===== SUPPLIED TEXT

Tesaro closed Monday (June 5, 2017) at $142.48.

Steve’s Take:

Zejula’s hefty sales projections rely on its ability to garner new indications, including prostate and breast cancer. And they rely on Zejula’s ability to stake out a piece of the PARP market.

It’s a hot field, with more pipeline treatments likely to add to the three competitors already vying for scripts; Pfizer Inc.’s forthcoming talazoparib, for instance. AstraZeneca, meanwhile, is up for a new indication that would put it on more even footing with Zejula, which currently enjoys a broader label.

Other possibilities include Gilead Sciences Inc., which needs a big deal to rescue itself from hepatitis C’s decline, and has said it’s interested in oncology, and Sanofi SA is eyeing the market for M&A up to $20 billion. Then there’s Novartis AG, which doesn’t have a PARP drug in its pipeline.

Some analysts speculate the Swiss drug giant will soon have a cash hoard after selling its Alcon unit. Finally, there’s Bristol-Myers Squibb Co., which has been rumored as a takeover target itself, and doesn’t have a PARP candidate.

Max Nisen at Bloomberg points out that it’s been almost exactly a year since a positive trial result for Zejula in an ovarian-cancer trial doubled Tesaro’s share price. Since then, the company’s stock has soared raced ahead even more on near-constant takeover speculation, given another boost by the Wall Street Journal report last week that it has officially placed itself on the auction block.

But the prospect of competition for the firm’s lead drug and the sheer boldness of its valuation combine to make a deal exceedingly unlikely at the price it probably wants. Interest is “lukewarm,” according to the Journal, and it’s likely to stay that way, Nisen judges.

He goes on to posit:

“Your view of Tesaro’s takeout prospects depends on which side you take in a religious war. Investors and analysts are divided on whether Zejula is the best of a group of drugs called PARP inhibitors, or if there isn’t all that much difference between the drug and two on-market competitors, Lynparza from AstraZeneca PLC and Rubraca from Clovis Oncology Inc. Tesaro’s initial stock-price boost came from trial data last summer suggesting its drug works better and in a larger population than expected. It then netted a rapid and broad FDA approval to treat ovarian cancer.”

==========

» **WHAT TO WORK ON**:
1 - According to the Tesaro commentary, what was Tesaro's closing price on Monday, June 5, 2017?
2 - Carry on the Tesaro commentary, picking up after its final sentence.
The material after this point comes from a different source than the Tesaro commentary.

===== ENTRIES SUPPLIED

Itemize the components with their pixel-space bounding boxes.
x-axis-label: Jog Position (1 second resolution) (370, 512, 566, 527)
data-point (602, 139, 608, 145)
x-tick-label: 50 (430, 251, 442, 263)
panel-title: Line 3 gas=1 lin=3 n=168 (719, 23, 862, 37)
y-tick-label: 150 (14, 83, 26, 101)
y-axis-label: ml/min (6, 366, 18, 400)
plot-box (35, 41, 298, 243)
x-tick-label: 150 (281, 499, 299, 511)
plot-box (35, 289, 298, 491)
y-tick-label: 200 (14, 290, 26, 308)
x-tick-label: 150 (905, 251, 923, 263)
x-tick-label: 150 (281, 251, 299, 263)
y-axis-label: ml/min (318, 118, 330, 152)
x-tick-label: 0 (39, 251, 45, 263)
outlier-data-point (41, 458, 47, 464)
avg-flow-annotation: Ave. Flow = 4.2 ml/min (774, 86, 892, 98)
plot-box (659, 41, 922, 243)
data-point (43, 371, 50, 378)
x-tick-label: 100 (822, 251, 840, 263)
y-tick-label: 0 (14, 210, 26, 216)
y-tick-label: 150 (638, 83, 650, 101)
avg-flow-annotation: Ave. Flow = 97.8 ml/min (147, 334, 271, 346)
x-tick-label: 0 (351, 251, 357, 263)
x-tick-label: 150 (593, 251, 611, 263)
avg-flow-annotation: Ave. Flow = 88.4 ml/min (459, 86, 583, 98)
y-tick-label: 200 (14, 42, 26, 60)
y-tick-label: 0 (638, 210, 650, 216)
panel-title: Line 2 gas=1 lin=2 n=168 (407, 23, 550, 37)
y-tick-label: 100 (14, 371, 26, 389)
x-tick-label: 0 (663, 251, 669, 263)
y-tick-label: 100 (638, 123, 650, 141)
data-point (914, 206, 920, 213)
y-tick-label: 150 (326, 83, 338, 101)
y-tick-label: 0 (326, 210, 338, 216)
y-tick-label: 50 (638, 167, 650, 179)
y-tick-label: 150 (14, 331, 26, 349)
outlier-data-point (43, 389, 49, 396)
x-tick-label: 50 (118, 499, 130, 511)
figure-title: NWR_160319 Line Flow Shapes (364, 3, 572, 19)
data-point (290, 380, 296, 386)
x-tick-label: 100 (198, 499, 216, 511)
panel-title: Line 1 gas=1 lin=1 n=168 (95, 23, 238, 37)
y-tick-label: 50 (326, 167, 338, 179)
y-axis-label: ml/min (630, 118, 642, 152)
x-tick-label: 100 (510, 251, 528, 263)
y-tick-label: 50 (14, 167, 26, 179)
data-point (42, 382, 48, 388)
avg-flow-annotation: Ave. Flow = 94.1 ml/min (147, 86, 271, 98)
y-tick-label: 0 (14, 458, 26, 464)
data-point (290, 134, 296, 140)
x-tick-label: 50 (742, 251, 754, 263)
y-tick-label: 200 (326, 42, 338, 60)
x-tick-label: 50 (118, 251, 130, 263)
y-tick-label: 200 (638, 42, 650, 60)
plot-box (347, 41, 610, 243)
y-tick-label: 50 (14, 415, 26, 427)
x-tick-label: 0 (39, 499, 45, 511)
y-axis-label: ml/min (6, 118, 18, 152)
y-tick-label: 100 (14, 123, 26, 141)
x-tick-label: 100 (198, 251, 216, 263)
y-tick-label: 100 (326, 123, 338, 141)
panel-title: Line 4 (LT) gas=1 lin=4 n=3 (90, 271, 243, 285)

==========

» **RESPONSES**:
1 - $142.48

2 -
Nisen closes his analysis wryly with,

“Want to get into the PARP market? Clovis is a far cheaper option.”

Nothing can be ruled out in pharma M&A, where a lot of cash-rich companies are hungry for deals, and there’s a storied history of overpaying for assets. But having cash isn’t an excuse to be extravagant.

Bottom Line:

What do the analysts think?

Consensus recommendation

As of June 2, 2017, the consensus forecast among 20 polled investment analysts covering Tesaro advises that the company will outperform the market. This has been the consensus since the sentiment deteriorated on Nov. 4, 2016. The previous consensus forecast advised investors to buy the name.

Recommendations 1yr ago Latest
Buy 8 7
Outperform 5 5
Hold 1 8
Underperform 0 0
Sell 0 0

1-year change in share price: +211%

Share price forecast

The 17 analysts offering 12 month price targets for Tesaro have a median target of $183.00, with a high estimate of $236.00 and a low estimate of $124.00. The median estimate represents a 28% increase from the last price of $142.51.

Given the 211% increase in the company’s share price over the past year, and widespread skepticism about the probability of a buyout, I’d steer clear of this name for the time being and allow some cooler heads like Nisen at Bloomberg to address the speculation roiling around the Street.

Steve's Take: @Novartis could be looking for an #acquisition, @Tesarobio might just fit the bill Click To Tweet

Anything is possible in the pharma/biotech M&A game. Just ask Novartis, which paid $60 billion for Alcon seven years ago and is now contemplating offloading the disappointing unit for $25-$35 billion.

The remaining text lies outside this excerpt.